--- Begin ---

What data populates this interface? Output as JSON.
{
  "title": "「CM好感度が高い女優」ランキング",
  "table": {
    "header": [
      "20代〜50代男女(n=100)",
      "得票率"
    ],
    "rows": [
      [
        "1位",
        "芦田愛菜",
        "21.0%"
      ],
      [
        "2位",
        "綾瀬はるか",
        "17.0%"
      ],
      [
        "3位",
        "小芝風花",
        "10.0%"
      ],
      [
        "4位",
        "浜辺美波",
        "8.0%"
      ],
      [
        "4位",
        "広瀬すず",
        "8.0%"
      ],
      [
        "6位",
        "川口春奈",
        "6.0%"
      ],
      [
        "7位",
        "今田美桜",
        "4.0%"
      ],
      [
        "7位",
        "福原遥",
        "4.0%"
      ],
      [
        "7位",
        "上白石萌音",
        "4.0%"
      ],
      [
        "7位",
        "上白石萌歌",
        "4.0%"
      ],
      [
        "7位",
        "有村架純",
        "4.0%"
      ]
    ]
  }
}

--- End ---

## REQUIREMENTS:
Return the entries above exactly as they appear.

## RESULT OF THIS TASK:
What data populates this interface? Output as JSON.
{
  "title": "「CM好感度が高い女優」ランキング",
  "table": {
    "header": [
      "20代〜50代男女(n=100)",
      "得票率"
    ],
    "rows": [
      [
        "1位",
        "芦田愛菜",
        "21.0%"
      ],
      [
        "2位",
        "綾瀬はるか",
        "17.0%"
      ],
      [
        "3位",
        "小芝風花",
        "10.0%"
      ],
      [
        "4位",
        "浜辺美波",
        "8.0%"
      ],
      [
        "4位",
        "広瀬すず",
        "8.0%"
      ],
      [
        "6位",
        "川口春奈",
        "6.0%"
      ],
      [
        "7位",
        "今田美桜",
        "4.0%"
      ],
      [
        "7位",
        "福原遥",
        "4.0%"
      ],
      [
        "7位",
        "上白石萌音",
        "4.0%"
      ],
      [
        "7位",
        "上白石萌歌",
        "4.0%"
      ],
      [
        "7位",
        "有村架純",
        "4.0%"
      ]
    ]
  }
}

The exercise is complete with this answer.